> **Set task**
Extract the records below word for word and ignore the images.

⟨

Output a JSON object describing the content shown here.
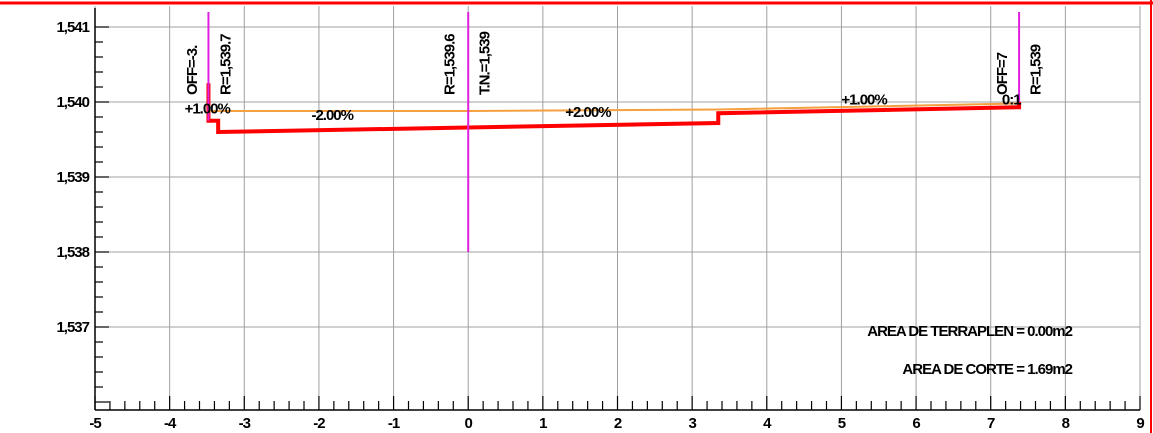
{
  "chart_data": {
    "type": "line",
    "xlim": [
      -5,
      9
    ],
    "ylim": [
      1536,
      1541.2
    ],
    "x_ticks": [
      "-5",
      "-4",
      "-3",
      "-2",
      "-1",
      "0",
      "1",
      "2",
      "3",
      "4",
      "5",
      "6",
      "7",
      "8",
      "9"
    ],
    "y_ticks": [
      {
        "value": 1541,
        "label": "1,541"
      },
      {
        "value": 1540,
        "label": "1,540"
      },
      {
        "value": 1539,
        "label": "1,539"
      },
      {
        "value": 1538,
        "label": "1,538"
      },
      {
        "value": 1537,
        "label": "1,537"
      }
    ],
    "grid": true,
    "colors": {
      "grid": "#a0a0a0",
      "frame": "#ff0000",
      "terrain": "#ff0000",
      "design": "#f5a040",
      "marker": "#e020e0",
      "axis": "#000000"
    },
    "series": [
      {
        "key": "terrain",
        "x": [
          -3.48,
          -3.48,
          -3.35,
          -3.35,
          0,
          3.35,
          3.35,
          7.38,
          7.38
        ],
        "y": [
          1540.25,
          1539.75,
          1539.75,
          1539.6,
          1539.66,
          1539.72,
          1539.85,
          1539.93,
          1540.0
        ]
      },
      {
        "key": "design",
        "x": [
          -3.48,
          0,
          3.35,
          7.38
        ],
        "y": [
          1539.88,
          1539.88,
          1539.9,
          1539.98
        ]
      }
    ],
    "markers": [
      {
        "x": -3.48,
        "y_top": 1541.2,
        "y_bottom": 1539.75
      },
      {
        "x": 0,
        "y_top": 1541.2,
        "y_bottom": 1538.0
      },
      {
        "x": 7.38,
        "y_top": 1541.2,
        "y_bottom": 1540.0
      }
    ],
    "slope_labels": [
      {
        "text": "+1.00%",
        "x": -3.8,
        "y": 1539.85
      },
      {
        "text": "-2.00%",
        "x": -2.1,
        "y": 1539.76
      },
      {
        "text": "+2.00%",
        "x": 1.3,
        "y": 1539.8
      },
      {
        "text": "+1.00%",
        "x": 5.0,
        "y": 1539.97
      },
      {
        "text": "0:1",
        "x": 7.15,
        "y": 1539.97
      }
    ],
    "vertical_labels": [
      {
        "text": "OFF=-3.",
        "x": -3.7
      },
      {
        "text": "R=1,539.7",
        "x": -3.25
      },
      {
        "text": "R=1,539.6",
        "x": -0.25
      },
      {
        "text": "T.N.=1,539",
        "x": 0.22
      },
      {
        "text": "OFF=7",
        "x": 7.15
      },
      {
        "text": "R=1,539",
        "x": 7.6
      }
    ],
    "area_labels": [
      "AREA DE TERRAPLEN = 0.00m2",
      "AREA DE CORTE = 1.69m2"
    ]
  }
}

⟩

> **The answer**
Output a JSON object describing the content shown here.
{
  "chart_data": {
    "type": "line",
    "xlim": [
      -5,
      9
    ],
    "ylim": [
      1536,
      1541.2
    ],
    "x_ticks": [
      "-5",
      "-4",
      "-3",
      "-2",
      "-1",
      "0",
      "1",
      "2",
      "3",
      "4",
      "5",
      "6",
      "7",
      "8",
      "9"
    ],
    "y_ticks": [
      {
        "value": 1541,
        "label": "1,541"
      },
      {
        "value": 1540,
        "label": "1,540"
      },
      {
        "value": 1539,
        "label": "1,539"
      },
      {
        "value": 1538,
        "label": "1,538"
      },
      {
        "value": 1537,
        "label": "1,537"
      }
    ],
    "grid": true,
    "colors": {
      "grid": "#a0a0a0",
      "frame": "#ff0000",
      "terrain": "#ff0000",
      "design": "#f5a040",
      "marker": "#e020e0",
      "axis": "#000000"
    },
    "series": [
      {
        "key": "terrain",
        "x": [
          -3.48,
          -3.48,
          -3.35,
          -3.35,
          0,
          3.35,
          3.35,
          7.38,
          7.38
        ],
        "y": [
          1540.25,
          1539.75,
          1539.75,
          1539.6,
          1539.66,
          1539.72,
          1539.85,
          1539.93,
          1540.0
        ]
      },
      {
        "key": "design",
        "x": [
          -3.48,
          0,
          3.35,
          7.38
        ],
        "y": [
          1539.88,
          1539.88,
          1539.9,
          1539.98
        ]
      }
    ],
    "markers": [
      {
        "x": -3.48,
        "y_top": 1541.2,
        "y_bottom": 1539.75
      },
      {
        "x": 0,
        "y_top": 1541.2,
        "y_bottom": 1538.0
      },
      {
        "x": 7.38,
        "y_top": 1541.2,
        "y_bottom": 1540.0
      }
    ],
    "slope_labels": [
      {
        "text": "+1.00%",
        "x": -3.8,
        "y": 1539.85
      },
      {
        "text": "-2.00%",
        "x": -2.1,
        "y": 1539.76
      },
      {
        "text": "+2.00%",
        "x": 1.3,
        "y": 1539.8
      },
      {
        "text": "+1.00%",
        "x": 5.0,
        "y": 1539.97
      },
      {
        "text": "0:1",
        "x": 7.15,
        "y": 1539.97
      }
    ],
    "vertical_labels": [
      {
        "text": "OFF=-3.",
        "x": -3.7
      },
      {
        "text": "R=1,539.7",
        "x": -3.25
      },
      {
        "text": "R=1,539.6",
        "x": -0.25
      },
      {
        "text": "T.N.=1,539",
        "x": 0.22
      },
      {
        "text": "OFF=7",
        "x": 7.15
      },
      {
        "text": "R=1,539",
        "x": 7.6
      }
    ],
    "area_labels": [
      "AREA DE TERRAPLEN = 0.00m2",
      "AREA DE CORTE = 1.69m2"
    ]
  }
}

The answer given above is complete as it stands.